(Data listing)
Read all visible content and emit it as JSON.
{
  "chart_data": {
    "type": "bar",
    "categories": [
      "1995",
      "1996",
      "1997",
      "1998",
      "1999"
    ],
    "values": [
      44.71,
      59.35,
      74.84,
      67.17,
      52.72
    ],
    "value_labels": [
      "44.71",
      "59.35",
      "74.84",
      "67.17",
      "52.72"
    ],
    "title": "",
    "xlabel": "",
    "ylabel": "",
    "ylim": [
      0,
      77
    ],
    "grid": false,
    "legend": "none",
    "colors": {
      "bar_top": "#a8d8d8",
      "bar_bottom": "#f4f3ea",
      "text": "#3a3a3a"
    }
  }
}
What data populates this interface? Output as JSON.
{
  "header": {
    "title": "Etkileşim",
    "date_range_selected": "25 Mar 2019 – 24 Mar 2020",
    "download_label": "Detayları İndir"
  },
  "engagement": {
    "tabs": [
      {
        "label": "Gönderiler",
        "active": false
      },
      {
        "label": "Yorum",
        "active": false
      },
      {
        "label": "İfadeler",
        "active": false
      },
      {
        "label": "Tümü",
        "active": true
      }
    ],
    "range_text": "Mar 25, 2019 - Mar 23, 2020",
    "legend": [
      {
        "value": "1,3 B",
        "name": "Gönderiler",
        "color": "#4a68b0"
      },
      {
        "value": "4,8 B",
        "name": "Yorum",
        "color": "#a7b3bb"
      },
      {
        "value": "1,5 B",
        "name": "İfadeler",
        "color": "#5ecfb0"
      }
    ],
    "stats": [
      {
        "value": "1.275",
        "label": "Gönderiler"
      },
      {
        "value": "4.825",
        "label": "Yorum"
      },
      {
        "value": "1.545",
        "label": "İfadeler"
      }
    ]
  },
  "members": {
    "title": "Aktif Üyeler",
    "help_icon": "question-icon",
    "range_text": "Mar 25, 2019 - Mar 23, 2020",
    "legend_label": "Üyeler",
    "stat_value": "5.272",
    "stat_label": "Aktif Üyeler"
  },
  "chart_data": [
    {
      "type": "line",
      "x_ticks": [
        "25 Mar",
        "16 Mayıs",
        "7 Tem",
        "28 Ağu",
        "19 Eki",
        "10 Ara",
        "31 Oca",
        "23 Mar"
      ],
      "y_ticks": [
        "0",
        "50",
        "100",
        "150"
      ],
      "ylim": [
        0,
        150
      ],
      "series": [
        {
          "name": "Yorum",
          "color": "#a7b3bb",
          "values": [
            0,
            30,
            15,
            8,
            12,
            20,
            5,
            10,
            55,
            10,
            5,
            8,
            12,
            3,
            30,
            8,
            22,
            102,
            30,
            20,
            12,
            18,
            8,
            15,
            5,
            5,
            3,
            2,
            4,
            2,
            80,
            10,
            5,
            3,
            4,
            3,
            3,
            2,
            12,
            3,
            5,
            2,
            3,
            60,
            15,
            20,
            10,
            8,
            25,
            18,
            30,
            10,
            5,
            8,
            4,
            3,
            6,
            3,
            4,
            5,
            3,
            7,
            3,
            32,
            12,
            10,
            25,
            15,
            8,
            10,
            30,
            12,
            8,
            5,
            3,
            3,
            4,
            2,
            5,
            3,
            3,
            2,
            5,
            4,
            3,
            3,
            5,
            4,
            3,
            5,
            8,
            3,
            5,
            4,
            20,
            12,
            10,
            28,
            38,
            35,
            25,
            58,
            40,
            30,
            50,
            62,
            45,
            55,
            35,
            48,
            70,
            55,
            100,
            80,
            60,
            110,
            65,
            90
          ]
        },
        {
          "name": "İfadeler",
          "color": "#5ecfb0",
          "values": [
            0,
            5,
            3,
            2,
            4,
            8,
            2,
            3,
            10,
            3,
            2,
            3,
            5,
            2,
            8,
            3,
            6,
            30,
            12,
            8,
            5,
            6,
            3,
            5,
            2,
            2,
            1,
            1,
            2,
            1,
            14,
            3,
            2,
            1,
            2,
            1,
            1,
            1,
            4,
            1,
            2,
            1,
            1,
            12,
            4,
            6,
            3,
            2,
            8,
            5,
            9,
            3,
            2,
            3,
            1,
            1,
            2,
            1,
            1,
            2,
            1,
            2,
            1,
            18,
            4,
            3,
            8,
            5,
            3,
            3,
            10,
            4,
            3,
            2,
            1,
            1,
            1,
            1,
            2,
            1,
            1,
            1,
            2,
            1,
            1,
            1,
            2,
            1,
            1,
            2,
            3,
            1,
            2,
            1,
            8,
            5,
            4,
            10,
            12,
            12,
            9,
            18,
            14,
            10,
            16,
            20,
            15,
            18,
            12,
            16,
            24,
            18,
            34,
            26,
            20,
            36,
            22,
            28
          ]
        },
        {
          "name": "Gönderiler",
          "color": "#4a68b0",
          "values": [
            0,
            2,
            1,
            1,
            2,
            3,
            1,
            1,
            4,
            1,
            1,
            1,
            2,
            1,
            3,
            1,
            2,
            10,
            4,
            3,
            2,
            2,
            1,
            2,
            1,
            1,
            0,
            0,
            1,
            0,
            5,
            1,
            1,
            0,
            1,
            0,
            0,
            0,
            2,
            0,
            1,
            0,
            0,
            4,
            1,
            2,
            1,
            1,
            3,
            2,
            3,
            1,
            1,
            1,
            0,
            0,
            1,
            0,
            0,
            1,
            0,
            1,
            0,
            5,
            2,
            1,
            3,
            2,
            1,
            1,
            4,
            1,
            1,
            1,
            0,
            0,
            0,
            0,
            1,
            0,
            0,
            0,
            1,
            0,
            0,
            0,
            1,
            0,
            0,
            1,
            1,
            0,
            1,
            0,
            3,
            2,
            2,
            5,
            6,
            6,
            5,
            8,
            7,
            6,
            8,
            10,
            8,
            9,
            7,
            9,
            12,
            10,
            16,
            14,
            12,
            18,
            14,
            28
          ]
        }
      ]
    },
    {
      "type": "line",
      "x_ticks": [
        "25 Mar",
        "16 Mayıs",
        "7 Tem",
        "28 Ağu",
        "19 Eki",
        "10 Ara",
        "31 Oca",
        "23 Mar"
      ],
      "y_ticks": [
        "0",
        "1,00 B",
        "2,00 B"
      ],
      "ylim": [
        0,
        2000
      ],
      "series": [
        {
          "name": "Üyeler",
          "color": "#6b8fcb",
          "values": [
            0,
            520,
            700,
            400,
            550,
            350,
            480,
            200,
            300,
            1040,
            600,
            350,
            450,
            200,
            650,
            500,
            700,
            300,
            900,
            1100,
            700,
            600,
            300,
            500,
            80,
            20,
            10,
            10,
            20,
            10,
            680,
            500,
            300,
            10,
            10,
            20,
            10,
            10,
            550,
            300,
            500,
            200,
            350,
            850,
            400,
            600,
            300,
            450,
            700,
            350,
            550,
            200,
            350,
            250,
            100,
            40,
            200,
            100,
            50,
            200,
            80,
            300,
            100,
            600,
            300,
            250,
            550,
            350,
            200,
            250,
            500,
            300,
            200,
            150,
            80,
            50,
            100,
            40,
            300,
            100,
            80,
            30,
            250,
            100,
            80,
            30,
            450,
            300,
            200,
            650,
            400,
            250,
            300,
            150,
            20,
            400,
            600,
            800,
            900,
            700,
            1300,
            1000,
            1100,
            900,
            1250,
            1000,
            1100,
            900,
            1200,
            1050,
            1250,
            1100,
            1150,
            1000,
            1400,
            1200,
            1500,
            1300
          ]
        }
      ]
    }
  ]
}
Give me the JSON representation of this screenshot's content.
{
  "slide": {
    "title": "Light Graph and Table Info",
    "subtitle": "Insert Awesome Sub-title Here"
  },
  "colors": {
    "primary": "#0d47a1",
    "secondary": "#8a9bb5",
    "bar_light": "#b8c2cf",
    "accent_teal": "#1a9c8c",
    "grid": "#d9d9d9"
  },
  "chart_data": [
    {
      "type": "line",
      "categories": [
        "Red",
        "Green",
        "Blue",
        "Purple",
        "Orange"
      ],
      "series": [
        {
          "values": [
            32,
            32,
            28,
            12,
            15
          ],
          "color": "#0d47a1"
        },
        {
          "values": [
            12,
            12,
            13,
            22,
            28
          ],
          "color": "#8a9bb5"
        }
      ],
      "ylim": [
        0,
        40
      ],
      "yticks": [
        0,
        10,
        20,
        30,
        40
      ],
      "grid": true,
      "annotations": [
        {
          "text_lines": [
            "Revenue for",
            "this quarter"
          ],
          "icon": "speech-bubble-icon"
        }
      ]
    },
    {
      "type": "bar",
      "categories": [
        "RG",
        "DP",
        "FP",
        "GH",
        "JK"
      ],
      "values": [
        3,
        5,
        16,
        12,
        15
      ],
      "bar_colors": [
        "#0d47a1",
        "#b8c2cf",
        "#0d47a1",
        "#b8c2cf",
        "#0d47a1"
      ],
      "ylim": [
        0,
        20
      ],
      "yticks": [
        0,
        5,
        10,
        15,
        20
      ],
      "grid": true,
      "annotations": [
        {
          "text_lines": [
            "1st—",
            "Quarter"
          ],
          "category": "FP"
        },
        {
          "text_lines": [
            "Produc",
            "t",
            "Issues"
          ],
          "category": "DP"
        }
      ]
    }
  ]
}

(To be done):
Which lines contain the word "Aktif"? Copy each one.

(Solution to the problem):
    "title": "Aktif Üyeler",
    "stat_label": "Aktif Üyeler"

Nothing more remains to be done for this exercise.